A block of data
::::::::::

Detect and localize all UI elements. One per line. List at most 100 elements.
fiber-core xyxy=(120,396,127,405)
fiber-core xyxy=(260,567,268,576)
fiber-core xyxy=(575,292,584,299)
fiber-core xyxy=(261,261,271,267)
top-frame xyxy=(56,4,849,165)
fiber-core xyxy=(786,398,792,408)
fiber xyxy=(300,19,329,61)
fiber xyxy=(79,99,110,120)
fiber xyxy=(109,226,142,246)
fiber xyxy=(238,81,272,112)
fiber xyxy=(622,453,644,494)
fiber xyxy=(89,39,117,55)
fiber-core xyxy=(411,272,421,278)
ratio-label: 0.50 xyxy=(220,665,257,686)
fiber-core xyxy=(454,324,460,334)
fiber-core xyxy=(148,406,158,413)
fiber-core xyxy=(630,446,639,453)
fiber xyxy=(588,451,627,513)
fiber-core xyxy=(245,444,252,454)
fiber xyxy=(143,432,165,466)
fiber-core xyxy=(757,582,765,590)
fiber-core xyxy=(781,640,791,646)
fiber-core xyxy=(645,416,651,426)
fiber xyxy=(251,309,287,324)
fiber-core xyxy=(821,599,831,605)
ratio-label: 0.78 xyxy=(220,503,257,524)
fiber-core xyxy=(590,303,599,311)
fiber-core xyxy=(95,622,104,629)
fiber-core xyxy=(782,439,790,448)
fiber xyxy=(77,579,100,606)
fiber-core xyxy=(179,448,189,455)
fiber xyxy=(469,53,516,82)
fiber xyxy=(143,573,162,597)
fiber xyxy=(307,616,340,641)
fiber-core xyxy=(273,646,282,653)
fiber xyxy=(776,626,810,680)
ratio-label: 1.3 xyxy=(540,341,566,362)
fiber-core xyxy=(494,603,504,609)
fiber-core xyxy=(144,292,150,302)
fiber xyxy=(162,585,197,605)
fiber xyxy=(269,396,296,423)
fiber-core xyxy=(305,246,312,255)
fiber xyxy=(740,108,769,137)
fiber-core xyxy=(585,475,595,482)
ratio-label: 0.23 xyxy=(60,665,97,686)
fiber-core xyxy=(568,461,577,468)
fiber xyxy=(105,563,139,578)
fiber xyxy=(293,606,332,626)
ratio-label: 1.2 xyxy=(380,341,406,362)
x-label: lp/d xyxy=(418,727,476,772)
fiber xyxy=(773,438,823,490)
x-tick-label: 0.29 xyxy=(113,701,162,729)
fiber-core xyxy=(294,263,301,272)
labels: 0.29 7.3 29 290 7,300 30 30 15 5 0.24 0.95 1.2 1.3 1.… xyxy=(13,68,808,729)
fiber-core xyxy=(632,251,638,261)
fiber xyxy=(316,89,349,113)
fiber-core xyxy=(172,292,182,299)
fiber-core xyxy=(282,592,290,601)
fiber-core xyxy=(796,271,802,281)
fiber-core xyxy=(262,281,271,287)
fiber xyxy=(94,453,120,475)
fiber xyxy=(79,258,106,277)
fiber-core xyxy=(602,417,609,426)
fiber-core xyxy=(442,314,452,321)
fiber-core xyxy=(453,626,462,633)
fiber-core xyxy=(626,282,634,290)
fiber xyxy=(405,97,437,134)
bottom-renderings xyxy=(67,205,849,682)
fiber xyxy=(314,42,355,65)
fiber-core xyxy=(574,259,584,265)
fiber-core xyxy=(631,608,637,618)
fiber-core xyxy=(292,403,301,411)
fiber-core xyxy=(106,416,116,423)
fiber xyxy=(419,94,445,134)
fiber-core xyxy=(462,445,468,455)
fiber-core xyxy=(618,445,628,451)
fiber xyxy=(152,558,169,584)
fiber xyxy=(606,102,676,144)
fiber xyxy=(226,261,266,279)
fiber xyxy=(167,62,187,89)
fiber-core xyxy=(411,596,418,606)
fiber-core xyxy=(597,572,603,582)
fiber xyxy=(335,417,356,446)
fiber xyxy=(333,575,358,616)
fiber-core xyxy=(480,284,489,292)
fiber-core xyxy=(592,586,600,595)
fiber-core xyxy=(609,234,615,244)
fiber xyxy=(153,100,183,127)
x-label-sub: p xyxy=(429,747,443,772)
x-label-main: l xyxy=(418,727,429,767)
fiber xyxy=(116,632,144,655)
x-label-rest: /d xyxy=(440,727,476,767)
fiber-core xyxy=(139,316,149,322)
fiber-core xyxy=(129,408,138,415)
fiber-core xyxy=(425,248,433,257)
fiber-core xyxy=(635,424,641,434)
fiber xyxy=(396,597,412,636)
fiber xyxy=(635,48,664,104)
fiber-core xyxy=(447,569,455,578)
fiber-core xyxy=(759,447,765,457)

::::::::::

→ **Objective**
Identify each line in the data above that contains the string "ratio", and copy every such line in full.

→ **Answer for this exercise**
ratio-label: 0.50 xyxy=(220,665,257,686)
ratio-label: 0.78 xyxy=(220,503,257,524)
ratio-label: 1.3 xyxy=(540,341,566,362)
ratio-label: 0.23 xyxy=(60,665,97,686)
ratio-label: 1.2 xyxy=(380,341,406,362)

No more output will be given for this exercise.